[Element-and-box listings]
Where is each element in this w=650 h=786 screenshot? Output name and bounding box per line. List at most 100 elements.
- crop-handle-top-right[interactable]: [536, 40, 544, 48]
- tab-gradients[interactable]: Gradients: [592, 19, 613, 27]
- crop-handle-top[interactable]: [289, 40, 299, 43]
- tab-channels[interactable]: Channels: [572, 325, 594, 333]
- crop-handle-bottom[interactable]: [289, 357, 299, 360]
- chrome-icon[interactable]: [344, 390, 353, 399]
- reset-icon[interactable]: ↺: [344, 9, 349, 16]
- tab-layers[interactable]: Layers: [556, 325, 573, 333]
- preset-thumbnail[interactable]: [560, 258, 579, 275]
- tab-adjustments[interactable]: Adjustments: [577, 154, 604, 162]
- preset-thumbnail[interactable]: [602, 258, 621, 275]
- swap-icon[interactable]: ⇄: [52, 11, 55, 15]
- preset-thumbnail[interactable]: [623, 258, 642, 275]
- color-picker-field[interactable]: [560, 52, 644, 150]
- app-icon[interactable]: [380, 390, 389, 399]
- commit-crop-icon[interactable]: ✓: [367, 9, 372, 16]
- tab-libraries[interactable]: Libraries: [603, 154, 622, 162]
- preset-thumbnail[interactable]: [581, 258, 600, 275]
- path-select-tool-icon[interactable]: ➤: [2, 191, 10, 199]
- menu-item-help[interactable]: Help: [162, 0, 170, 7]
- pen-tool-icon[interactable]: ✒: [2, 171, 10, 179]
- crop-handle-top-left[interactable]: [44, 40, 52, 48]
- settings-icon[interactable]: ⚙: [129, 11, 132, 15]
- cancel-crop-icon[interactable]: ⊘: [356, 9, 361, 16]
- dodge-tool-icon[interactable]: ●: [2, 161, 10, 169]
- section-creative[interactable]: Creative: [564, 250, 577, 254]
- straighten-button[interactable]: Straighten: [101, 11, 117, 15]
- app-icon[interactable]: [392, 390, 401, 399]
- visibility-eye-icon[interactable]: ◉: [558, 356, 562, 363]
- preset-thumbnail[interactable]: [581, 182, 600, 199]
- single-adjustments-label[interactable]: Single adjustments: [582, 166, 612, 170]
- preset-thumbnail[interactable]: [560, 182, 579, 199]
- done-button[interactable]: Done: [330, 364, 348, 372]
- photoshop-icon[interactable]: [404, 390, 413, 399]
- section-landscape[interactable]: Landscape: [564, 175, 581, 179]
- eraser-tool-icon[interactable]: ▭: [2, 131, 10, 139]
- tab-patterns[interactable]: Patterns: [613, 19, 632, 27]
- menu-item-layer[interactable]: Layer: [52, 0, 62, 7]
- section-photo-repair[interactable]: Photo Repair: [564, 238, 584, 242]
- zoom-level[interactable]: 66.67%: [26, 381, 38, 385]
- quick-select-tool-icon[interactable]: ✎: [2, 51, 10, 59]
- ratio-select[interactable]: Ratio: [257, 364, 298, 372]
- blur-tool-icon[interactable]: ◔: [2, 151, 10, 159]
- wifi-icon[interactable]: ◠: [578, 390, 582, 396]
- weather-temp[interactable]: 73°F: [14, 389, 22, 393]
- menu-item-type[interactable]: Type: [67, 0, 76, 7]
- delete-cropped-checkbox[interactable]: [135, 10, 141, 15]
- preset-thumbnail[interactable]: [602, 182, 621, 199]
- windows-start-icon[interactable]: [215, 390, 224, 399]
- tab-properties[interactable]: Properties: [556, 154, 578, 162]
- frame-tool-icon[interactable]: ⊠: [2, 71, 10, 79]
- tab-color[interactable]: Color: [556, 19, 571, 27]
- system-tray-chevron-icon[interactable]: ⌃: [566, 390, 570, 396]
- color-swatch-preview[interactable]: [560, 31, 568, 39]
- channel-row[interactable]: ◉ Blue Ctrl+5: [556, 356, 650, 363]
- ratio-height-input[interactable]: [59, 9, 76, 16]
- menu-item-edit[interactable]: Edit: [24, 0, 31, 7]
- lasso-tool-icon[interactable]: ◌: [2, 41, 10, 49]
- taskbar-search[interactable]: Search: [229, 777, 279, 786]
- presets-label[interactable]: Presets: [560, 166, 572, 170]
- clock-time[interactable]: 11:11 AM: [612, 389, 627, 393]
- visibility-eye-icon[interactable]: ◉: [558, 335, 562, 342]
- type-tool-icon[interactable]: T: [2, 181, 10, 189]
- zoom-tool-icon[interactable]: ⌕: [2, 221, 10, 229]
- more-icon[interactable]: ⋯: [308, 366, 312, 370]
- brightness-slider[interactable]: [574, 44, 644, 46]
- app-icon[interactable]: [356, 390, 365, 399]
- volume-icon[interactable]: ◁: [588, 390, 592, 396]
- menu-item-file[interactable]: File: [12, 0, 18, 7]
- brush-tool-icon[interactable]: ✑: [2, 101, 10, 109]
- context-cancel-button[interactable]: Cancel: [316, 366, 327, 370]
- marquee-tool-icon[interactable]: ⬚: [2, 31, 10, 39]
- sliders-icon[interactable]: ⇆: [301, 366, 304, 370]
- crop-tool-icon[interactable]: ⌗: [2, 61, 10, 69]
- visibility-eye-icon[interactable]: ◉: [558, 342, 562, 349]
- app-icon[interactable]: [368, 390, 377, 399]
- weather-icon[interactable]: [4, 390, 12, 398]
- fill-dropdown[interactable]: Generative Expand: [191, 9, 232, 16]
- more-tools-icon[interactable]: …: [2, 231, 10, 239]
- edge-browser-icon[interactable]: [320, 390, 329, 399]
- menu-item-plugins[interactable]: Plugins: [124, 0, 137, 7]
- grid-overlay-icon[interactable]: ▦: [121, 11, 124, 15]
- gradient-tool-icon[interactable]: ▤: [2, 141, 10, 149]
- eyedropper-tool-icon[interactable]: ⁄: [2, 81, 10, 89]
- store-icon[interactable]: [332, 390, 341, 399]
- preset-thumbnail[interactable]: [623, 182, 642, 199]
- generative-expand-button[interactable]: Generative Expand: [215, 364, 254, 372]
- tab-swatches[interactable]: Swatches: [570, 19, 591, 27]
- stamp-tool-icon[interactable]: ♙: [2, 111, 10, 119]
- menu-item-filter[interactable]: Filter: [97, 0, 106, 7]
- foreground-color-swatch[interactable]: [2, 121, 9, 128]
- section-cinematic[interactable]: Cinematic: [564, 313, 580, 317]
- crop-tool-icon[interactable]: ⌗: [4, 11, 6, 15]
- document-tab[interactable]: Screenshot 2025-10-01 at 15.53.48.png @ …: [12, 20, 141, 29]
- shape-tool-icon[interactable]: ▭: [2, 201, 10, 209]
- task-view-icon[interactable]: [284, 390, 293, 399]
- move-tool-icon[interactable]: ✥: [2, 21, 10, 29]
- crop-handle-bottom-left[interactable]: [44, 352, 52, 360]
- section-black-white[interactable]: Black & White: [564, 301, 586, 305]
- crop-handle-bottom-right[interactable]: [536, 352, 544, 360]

Exercise aim: Please copy out the lines above word for word, keeping every character unchanged.

Answer to this problem:
Where is each element in this w=650 h=786 screenshot? Output name and bounding box per line. List at most 100 elements.
- crop-handle-top-right[interactable]: [536, 40, 544, 48]
- tab-gradients[interactable]: Gradients: [592, 19, 613, 27]
- crop-handle-top[interactable]: [289, 40, 299, 43]
- tab-channels[interactable]: Channels: [572, 325, 594, 333]
- crop-handle-bottom[interactable]: [289, 357, 299, 360]
- chrome-icon[interactable]: [344, 390, 353, 399]
- reset-icon[interactable]: ↺: [344, 9, 349, 16]
- tab-layers[interactable]: Layers: [556, 325, 573, 333]
- preset-thumbnail[interactable]: [560, 258, 579, 275]
- tab-adjustments[interactable]: Adjustments: [577, 154, 604, 162]
- preset-thumbnail[interactable]: [602, 258, 621, 275]
- swap-icon[interactable]: ⇄: [52, 11, 55, 15]
- preset-thumbnail[interactable]: [623, 258, 642, 275]
- color-picker-field[interactable]: [560, 52, 644, 150]
- app-icon[interactable]: [380, 390, 389, 399]
- commit-crop-icon[interactable]: ✓: [367, 9, 372, 16]
- tab-libraries[interactable]: Libraries: [603, 154, 622, 162]
- preset-thumbnail[interactable]: [581, 258, 600, 275]
- path-select-tool-icon[interactable]: ➤: [2, 191, 10, 199]
- menu-item-help[interactable]: Help: [162, 0, 170, 7]
- pen-tool-icon[interactable]: ✒: [2, 171, 10, 179]
- crop-handle-top-left[interactable]: [44, 40, 52, 48]
- settings-icon[interactable]: ⚙: [129, 11, 132, 15]
- cancel-crop-icon[interactable]: ⊘: [356, 9, 361, 16]
- dodge-tool-icon[interactable]: ●: [2, 161, 10, 169]
- section-creative[interactable]: Creative: [564, 250, 577, 254]
- straighten-button[interactable]: Straighten: [101, 11, 117, 15]
- app-icon[interactable]: [392, 390, 401, 399]
- visibility-eye-icon[interactable]: ◉: [558, 356, 562, 363]
- preset-thumbnail[interactable]: [581, 182, 600, 199]
- single-adjustments-label[interactable]: Single adjustments: [582, 166, 612, 170]
- preset-thumbnail[interactable]: [560, 182, 579, 199]
- done-button[interactable]: Done: [330, 364, 348, 372]
- photoshop-icon[interactable]: [404, 390, 413, 399]
- section-landscape[interactable]: Landscape: [564, 175, 581, 179]
- eraser-tool-icon[interactable]: ▭: [2, 131, 10, 139]
- tab-patterns[interactable]: Patterns: [613, 19, 632, 27]
- menu-item-layer[interactable]: Layer: [52, 0, 62, 7]
- section-photo-repair[interactable]: Photo Repair: [564, 238, 584, 242]
- zoom-level[interactable]: 66.67%: [26, 381, 38, 385]
- quick-select-tool-icon[interactable]: ✎: [2, 51, 10, 59]
- ratio-select[interactable]: Ratio: [257, 364, 298, 372]
- blur-tool-icon[interactable]: ◔: [2, 151, 10, 159]
- wifi-icon[interactable]: ◠: [578, 390, 582, 396]
- weather-temp[interactable]: 73°F: [14, 389, 22, 393]
- menu-item-type[interactable]: Type: [67, 0, 76, 7]
- delete-cropped-checkbox[interactable]: [135, 10, 141, 15]
- preset-thumbnail[interactable]: [602, 182, 621, 199]
- windows-start-icon[interactable]: [215, 390, 224, 399]
- tab-properties[interactable]: Properties: [556, 154, 578, 162]
- frame-tool-icon[interactable]: ⊠: [2, 71, 10, 79]
- tab-color[interactable]: Color: [556, 19, 571, 27]
- system-tray-chevron-icon[interactable]: ⌃: [566, 390, 570, 396]
- color-swatch-preview[interactable]: [560, 31, 568, 39]
- channel-row[interactable]: ◉ Blue Ctrl+5: [556, 356, 650, 363]
- ratio-height-input[interactable]: [59, 9, 76, 16]
- menu-item-edit[interactable]: Edit: [24, 0, 31, 7]
- lasso-tool-icon[interactable]: ◌: [2, 41, 10, 49]
- taskbar-search[interactable]: Search: [229, 777, 279, 786]
- presets-label[interactable]: Presets: [560, 166, 572, 170]
- clock-time[interactable]: 11:11 AM: [612, 389, 627, 393]
- visibility-eye-icon[interactable]: ◉: [558, 335, 562, 342]
- type-tool-icon[interactable]: T: [2, 181, 10, 189]
- zoom-tool-icon[interactable]: ⌕: [2, 221, 10, 229]
- more-icon[interactable]: ⋯: [308, 366, 312, 370]
- brightness-slider[interactable]: [574, 44, 644, 46]
- app-icon[interactable]: [356, 390, 365, 399]
- volume-icon[interactable]: ◁: [588, 390, 592, 396]
- menu-item-file[interactable]: File: [12, 0, 18, 7]
- brush-tool-icon[interactable]: ✑: [2, 101, 10, 109]
- context-cancel-button[interactable]: Cancel: [316, 366, 327, 370]
- marquee-tool-icon[interactable]: ⬚: [2, 31, 10, 39]
- sliders-icon[interactable]: ⇆: [301, 366, 304, 370]
- crop-tool-icon[interactable]: ⌗: [2, 61, 10, 69]
- visibility-eye-icon[interactable]: ◉: [558, 342, 562, 349]
- app-icon[interactable]: [368, 390, 377, 399]
- weather-icon[interactable]: [4, 390, 12, 398]
- fill-dropdown[interactable]: Generative Expand: [191, 9, 232, 16]
- more-tools-icon[interactable]: …: [2, 231, 10, 239]
- edge-browser-icon[interactable]: [320, 390, 329, 399]
- menu-item-plugins[interactable]: Plugins: [124, 0, 137, 7]
- grid-overlay-icon[interactable]: ▦: [121, 11, 124, 15]
- gradient-tool-icon[interactable]: ▤: [2, 141, 10, 149]
- eyedropper-tool-icon[interactable]: ⁄: [2, 81, 10, 89]
- store-icon[interactable]: [332, 390, 341, 399]
- preset-thumbnail[interactable]: [623, 182, 642, 199]
- generative-expand-button[interactable]: Generative Expand: [215, 364, 254, 372]
- tab-swatches[interactable]: Swatches: [570, 19, 591, 27]
- stamp-tool-icon[interactable]: ♙: [2, 111, 10, 119]
- menu-item-filter[interactable]: Filter: [97, 0, 106, 7]
- foreground-color-swatch[interactable]: [2, 121, 9, 128]
- section-cinematic[interactable]: Cinematic: [564, 313, 580, 317]
- crop-tool-icon[interactable]: ⌗: [4, 11, 6, 15]
- document-tab[interactable]: Screenshot 2025-10-01 at 15.53.48.png @ …: [12, 20, 141, 29]
- shape-tool-icon[interactable]: ▭: [2, 201, 10, 209]
- task-view-icon[interactable]: [284, 390, 293, 399]
- move-tool-icon[interactable]: ✥: [2, 21, 10, 29]
- crop-handle-bottom-left[interactable]: [44, 352, 52, 360]
- section-black-white[interactable]: Black & White: [564, 301, 586, 305]
- crop-handle-bottom-right[interactable]: [536, 352, 544, 360]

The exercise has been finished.